--- Begin ---
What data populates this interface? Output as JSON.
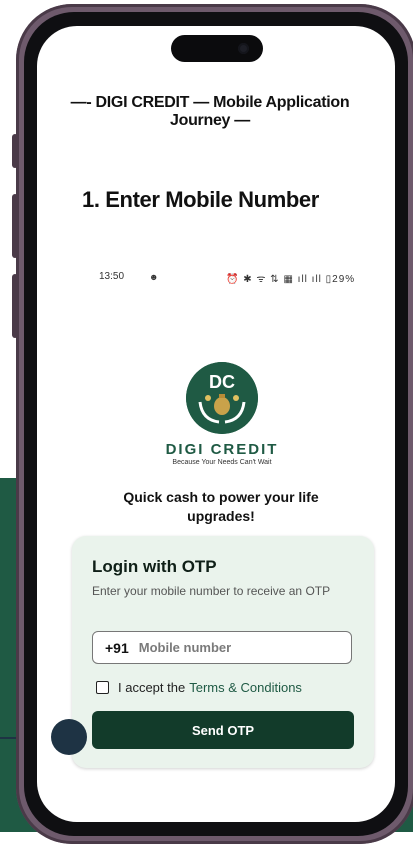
{
  "page": {
    "journey_title": "—- DIGI CREDIT — Mobile Application Journey —",
    "step_title": "1.  Enter Mobile Number"
  },
  "status_bar": {
    "time": "13:50",
    "notification_icon": "☻",
    "icons_text": "⏰ ✱ ᯤ ⇅ ▦ ıll ıll ▯29%"
  },
  "brand": {
    "logo_text": "DC",
    "name": "DIGI CREDIT",
    "tagline": "Because Your Needs Can't Wait"
  },
  "hero": {
    "line1": "Quick cash to power your life",
    "line2": "upgrades!"
  },
  "login": {
    "title": "Login with OTP",
    "subtitle": "Enter your mobile number to receive an OTP",
    "country_code": "+91",
    "mobile_placeholder": "Mobile number",
    "terms_prefix": "I accept the",
    "terms_link": "Terms & Conditions",
    "send_button": "Send OTP"
  },
  "colors": {
    "brand_green": "#1f5a44",
    "button_dark": "#123b2a",
    "card_bg": "#eaf3ec",
    "phone_frame": "#6e5a6c",
    "annotation": "#1e3344"
  }
}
--- End ---
● **What is expected**
Tally the lines of the records holding the word "CREDIT", then give only the resulting number.

● **Complete answer**
2